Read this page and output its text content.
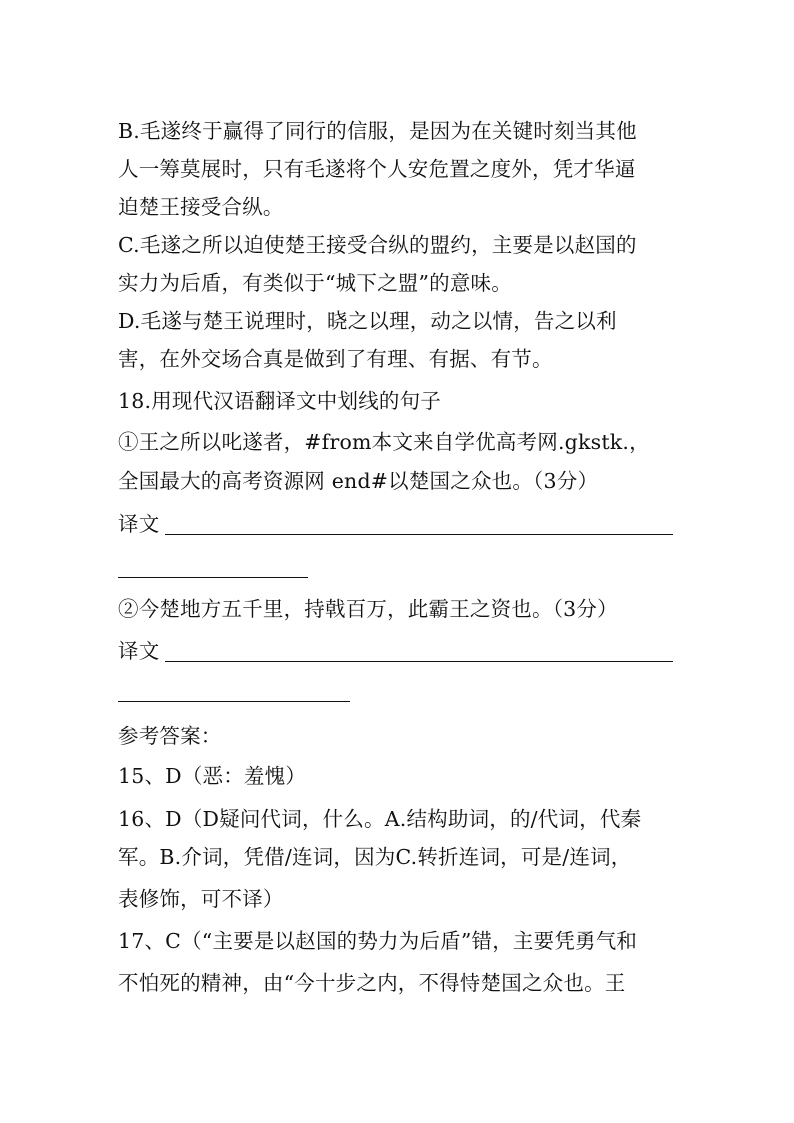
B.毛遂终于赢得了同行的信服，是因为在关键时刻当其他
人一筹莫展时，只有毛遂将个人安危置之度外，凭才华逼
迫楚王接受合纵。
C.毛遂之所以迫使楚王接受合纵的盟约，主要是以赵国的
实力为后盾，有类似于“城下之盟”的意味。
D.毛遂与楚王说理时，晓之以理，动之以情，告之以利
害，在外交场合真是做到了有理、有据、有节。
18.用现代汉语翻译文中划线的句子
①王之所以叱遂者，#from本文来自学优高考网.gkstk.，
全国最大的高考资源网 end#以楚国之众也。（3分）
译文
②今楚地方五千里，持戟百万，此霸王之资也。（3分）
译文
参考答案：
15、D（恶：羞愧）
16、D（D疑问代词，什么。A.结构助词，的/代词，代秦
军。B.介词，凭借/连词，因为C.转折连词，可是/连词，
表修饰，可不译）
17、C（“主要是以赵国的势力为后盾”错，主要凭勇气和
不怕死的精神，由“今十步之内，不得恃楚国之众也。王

--------------------------------

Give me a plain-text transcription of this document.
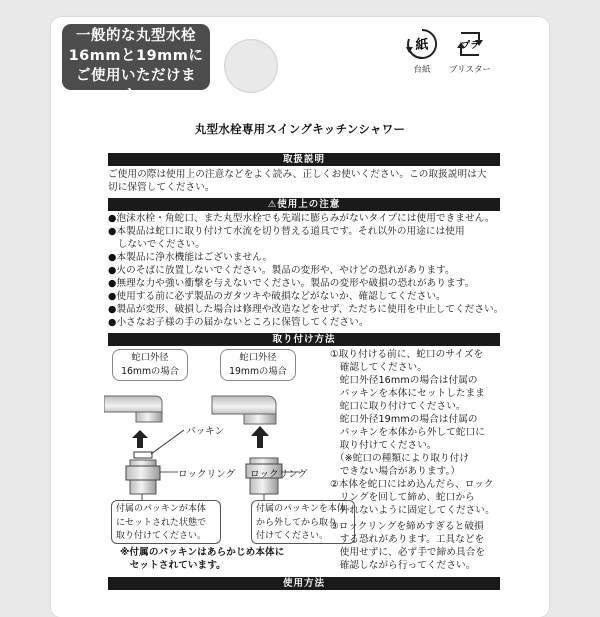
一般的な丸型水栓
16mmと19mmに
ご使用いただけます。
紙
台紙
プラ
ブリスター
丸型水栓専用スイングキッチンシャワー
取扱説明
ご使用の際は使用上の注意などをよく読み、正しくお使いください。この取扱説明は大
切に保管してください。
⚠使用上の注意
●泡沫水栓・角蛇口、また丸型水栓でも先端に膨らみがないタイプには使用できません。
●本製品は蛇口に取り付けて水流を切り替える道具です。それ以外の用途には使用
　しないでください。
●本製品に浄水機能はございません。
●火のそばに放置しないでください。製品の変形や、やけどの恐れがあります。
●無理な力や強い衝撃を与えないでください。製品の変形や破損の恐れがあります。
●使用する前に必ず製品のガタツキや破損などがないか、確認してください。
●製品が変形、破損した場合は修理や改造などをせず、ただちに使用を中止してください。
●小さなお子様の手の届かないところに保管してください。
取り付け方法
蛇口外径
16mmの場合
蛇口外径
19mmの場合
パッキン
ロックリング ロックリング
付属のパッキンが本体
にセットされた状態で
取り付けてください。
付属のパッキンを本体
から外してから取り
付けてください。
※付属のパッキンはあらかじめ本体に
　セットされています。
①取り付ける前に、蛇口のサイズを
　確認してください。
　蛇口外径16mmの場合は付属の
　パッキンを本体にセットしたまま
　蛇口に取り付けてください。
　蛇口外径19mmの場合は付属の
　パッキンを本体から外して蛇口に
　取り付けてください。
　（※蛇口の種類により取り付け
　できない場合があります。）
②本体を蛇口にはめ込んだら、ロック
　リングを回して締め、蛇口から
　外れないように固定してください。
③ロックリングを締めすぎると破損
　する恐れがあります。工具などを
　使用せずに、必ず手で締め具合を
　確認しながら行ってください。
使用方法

--------------------------------

From the listing above, copy every line that includes the word "確認してください".

_The output_
●使用する前に必ず製品のガタツキや破損などがないか、確認してください。
　確認してください。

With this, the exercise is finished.